Records to use:
● ● ● ● ● ● ●

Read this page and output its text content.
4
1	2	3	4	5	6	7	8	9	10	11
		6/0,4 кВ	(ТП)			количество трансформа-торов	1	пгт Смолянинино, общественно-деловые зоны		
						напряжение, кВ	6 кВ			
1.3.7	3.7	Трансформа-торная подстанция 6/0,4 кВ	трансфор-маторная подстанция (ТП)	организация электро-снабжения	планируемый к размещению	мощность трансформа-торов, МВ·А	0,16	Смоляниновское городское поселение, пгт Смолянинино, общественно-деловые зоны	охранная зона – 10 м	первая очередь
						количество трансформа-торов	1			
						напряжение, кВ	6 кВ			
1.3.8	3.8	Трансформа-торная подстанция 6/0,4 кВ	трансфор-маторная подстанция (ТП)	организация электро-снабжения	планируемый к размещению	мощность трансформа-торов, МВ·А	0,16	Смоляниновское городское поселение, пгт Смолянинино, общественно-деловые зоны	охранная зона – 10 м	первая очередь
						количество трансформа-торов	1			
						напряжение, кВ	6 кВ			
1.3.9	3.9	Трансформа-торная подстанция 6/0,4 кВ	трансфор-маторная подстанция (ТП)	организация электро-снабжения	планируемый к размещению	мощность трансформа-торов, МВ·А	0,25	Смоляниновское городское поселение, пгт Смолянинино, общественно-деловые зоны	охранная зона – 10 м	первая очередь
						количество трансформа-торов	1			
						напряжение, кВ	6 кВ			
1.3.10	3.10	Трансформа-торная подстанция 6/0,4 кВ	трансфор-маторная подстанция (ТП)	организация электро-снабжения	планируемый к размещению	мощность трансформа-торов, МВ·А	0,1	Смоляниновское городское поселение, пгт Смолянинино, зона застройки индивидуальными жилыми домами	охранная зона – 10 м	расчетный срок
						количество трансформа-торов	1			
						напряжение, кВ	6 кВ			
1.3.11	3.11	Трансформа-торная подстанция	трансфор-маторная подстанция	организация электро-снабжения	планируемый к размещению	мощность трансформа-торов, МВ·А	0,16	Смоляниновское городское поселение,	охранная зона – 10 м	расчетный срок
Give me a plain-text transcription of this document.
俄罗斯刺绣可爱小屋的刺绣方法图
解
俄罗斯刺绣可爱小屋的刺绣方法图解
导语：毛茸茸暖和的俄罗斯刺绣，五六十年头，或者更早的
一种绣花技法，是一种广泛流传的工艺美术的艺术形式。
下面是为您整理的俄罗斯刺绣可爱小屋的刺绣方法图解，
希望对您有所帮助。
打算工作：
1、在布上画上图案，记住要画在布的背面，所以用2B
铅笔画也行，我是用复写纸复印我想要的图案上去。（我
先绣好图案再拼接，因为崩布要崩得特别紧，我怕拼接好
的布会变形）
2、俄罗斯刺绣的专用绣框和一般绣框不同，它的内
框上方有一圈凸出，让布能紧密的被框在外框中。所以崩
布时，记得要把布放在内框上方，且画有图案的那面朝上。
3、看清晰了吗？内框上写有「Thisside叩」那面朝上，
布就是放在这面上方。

● ● ● ● ● ● ●

Work instructions: Copy, character for character, the lines from the line that holds "Give me a plain-text" through the final line of the records above.

Solved problem:
Give me a plain-text transcription of this document.
俄罗斯刺绣可爱小屋的刺绣方法图
解
俄罗斯刺绣可爱小屋的刺绣方法图解
导语：毛茸茸暖和的俄罗斯刺绣，五六十年头，或者更早的
一种绣花技法，是一种广泛流传的工艺美术的艺术形式。
下面是为您整理的俄罗斯刺绣可爱小屋的刺绣方法图解，
希望对您有所帮助。
打算工作：
1、在布上画上图案，记住要画在布的背面，所以用2B
铅笔画也行，我是用复写纸复印我想要的图案上去。（我
先绣好图案再拼接，因为崩布要崩得特别紧，我怕拼接好
的布会变形）
2、俄罗斯刺绣的专用绣框和一般绣框不同，它的内
框上方有一圈凸出，让布能紧密的被框在外框中。所以崩
布时，记得要把布放在内框上方，且画有图案的那面朝上。
3、看清晰了吗？内框上写有「Thisside叩」那面朝上，
布就是放在这面上方。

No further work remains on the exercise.